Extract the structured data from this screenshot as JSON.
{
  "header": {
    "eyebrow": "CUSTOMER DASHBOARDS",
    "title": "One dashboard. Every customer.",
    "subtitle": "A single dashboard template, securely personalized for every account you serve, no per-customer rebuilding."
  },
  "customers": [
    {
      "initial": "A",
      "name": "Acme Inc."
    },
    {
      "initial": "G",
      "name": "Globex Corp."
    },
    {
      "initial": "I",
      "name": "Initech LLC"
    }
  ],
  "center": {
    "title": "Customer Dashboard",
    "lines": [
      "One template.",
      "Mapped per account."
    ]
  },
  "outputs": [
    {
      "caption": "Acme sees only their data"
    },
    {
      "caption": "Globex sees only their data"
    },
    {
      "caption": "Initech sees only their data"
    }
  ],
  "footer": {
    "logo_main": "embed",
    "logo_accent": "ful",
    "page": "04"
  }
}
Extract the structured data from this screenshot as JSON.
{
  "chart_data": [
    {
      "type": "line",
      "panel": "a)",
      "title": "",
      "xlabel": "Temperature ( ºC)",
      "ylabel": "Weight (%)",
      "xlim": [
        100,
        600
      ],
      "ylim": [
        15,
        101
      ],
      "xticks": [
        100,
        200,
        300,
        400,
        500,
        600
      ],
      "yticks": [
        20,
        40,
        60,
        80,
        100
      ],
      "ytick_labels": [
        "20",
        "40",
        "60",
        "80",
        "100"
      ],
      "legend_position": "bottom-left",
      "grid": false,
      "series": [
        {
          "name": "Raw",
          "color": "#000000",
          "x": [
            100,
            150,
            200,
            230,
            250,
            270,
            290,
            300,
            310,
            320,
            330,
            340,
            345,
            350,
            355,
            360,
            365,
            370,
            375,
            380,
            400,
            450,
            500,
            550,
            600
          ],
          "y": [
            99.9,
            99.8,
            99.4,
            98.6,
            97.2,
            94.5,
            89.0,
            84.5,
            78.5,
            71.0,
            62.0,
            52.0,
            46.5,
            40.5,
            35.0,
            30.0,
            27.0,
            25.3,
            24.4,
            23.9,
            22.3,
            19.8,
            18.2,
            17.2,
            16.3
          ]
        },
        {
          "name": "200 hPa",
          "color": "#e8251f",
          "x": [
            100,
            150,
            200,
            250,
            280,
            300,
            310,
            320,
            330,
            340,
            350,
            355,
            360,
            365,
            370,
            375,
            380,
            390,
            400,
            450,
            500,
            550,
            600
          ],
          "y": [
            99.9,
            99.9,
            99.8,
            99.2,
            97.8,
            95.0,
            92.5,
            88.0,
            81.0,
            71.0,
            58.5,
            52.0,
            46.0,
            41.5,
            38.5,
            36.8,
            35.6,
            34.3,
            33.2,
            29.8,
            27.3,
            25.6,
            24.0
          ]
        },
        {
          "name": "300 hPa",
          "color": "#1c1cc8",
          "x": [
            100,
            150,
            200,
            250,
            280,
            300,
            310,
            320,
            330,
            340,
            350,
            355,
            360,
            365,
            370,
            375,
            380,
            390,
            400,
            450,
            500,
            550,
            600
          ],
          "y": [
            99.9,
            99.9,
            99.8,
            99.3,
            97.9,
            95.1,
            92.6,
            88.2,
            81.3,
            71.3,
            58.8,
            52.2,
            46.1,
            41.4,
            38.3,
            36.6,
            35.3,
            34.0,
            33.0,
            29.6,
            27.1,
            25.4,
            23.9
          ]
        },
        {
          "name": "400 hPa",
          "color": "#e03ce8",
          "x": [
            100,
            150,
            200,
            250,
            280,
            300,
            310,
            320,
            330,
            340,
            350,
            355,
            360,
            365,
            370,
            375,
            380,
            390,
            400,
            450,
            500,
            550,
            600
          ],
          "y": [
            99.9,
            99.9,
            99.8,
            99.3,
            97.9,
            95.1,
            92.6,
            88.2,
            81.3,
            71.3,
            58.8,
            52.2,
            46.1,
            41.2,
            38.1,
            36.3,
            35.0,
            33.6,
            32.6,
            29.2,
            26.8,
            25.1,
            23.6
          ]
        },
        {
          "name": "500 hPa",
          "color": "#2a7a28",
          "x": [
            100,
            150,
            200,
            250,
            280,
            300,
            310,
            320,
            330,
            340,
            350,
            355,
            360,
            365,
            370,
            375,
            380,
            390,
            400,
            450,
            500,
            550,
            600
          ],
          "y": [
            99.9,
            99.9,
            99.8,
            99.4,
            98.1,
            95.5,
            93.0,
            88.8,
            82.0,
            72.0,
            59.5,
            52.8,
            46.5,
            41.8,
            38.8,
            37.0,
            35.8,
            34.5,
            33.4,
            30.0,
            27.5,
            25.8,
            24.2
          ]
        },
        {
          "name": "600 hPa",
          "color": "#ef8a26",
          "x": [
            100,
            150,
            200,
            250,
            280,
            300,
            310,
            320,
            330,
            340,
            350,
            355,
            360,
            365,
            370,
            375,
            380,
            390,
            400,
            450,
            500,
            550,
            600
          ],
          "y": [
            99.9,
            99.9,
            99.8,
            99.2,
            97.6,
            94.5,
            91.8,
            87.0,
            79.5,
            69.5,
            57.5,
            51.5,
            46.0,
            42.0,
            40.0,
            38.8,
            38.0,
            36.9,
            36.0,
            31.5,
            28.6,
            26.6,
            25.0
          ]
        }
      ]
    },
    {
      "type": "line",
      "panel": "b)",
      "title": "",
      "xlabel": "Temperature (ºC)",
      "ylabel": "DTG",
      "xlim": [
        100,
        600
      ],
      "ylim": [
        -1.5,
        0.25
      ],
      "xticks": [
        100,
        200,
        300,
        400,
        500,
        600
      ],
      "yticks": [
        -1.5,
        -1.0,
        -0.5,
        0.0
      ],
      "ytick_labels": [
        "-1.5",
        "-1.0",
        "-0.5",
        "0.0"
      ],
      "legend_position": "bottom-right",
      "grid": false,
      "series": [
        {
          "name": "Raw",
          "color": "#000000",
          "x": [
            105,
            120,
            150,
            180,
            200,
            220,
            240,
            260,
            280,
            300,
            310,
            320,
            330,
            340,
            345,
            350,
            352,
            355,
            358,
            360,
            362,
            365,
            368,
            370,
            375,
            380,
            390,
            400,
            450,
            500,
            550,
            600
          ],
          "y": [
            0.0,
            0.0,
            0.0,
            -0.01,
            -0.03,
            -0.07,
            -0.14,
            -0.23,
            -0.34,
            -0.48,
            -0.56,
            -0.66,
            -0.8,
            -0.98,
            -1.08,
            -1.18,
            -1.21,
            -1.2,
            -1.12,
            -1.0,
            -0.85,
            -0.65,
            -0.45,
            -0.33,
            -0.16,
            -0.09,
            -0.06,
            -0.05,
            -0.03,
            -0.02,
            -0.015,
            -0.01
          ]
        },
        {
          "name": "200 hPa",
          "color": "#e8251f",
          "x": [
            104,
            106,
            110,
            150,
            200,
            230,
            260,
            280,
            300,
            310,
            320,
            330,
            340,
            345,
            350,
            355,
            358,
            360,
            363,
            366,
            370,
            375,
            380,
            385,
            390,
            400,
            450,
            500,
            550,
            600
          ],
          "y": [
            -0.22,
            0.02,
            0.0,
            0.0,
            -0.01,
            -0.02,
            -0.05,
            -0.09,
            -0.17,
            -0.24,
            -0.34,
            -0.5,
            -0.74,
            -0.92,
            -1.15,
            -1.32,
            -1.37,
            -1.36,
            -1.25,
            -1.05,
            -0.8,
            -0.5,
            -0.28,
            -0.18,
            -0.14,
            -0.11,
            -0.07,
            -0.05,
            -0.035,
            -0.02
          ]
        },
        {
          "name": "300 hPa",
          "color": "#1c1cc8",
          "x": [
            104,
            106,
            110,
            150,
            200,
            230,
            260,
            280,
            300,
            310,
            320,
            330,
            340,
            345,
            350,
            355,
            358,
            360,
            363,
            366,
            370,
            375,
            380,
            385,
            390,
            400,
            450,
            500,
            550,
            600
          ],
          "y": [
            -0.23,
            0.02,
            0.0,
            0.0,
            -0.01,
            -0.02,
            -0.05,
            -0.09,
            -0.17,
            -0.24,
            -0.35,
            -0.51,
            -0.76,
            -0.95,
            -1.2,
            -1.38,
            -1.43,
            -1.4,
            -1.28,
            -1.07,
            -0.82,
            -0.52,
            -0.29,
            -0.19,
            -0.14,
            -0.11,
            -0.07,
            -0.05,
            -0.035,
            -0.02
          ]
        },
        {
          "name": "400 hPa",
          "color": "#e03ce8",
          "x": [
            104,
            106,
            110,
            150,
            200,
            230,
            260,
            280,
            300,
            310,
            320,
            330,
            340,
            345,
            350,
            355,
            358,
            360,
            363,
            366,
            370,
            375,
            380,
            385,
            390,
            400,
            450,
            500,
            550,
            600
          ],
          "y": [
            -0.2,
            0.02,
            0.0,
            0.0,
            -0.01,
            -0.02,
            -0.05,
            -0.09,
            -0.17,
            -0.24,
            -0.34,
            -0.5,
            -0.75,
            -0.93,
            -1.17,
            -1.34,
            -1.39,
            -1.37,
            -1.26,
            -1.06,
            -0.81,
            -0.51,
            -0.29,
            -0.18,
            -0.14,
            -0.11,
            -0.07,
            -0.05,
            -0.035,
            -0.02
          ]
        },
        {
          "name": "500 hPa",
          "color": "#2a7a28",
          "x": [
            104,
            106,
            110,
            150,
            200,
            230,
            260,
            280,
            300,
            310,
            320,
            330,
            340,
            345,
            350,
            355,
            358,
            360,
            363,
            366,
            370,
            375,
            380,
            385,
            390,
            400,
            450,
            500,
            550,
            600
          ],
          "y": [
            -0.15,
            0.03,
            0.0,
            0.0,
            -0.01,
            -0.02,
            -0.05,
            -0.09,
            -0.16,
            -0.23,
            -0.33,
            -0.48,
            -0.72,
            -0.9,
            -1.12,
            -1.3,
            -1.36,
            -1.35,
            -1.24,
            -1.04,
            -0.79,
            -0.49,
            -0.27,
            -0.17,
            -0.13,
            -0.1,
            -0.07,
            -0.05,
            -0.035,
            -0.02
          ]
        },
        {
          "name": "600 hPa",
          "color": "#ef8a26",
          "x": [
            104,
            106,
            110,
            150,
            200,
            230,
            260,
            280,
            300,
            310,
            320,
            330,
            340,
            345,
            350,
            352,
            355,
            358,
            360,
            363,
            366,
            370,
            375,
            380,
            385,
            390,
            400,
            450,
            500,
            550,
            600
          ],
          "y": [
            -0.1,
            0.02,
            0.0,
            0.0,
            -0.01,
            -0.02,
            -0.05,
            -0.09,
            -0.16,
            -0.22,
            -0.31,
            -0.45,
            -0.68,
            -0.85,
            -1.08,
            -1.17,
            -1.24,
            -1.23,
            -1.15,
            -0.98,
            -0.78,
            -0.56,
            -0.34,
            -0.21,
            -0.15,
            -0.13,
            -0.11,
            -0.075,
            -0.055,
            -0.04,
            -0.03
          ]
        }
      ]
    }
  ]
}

▶ EXERCISE DESCRIPTION
Indicate how many lines of the material include the word "template"; the number alone is required.

▶ SOLUTION FOR THIS EXERCISE
2